#### Extracted material

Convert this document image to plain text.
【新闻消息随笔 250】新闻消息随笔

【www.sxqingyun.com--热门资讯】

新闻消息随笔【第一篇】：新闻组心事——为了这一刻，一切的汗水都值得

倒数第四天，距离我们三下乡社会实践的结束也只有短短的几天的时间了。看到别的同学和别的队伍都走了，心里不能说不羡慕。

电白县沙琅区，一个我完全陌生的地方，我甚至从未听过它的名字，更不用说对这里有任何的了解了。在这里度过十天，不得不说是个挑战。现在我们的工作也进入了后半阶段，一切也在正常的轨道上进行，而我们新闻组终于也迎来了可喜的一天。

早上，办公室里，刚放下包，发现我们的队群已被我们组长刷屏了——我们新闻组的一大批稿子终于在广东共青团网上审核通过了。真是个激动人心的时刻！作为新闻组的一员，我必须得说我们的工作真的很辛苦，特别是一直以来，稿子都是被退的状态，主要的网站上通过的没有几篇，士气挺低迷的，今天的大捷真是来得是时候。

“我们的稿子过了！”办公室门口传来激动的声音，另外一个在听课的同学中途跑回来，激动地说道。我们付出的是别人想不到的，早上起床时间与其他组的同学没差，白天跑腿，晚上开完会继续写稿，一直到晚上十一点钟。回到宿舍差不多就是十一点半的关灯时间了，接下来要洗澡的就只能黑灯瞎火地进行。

########

[Exercise objective] Scan the records above, count the lines with "新闻消息随笔" in them, and give only the number.

[Exercise result] 2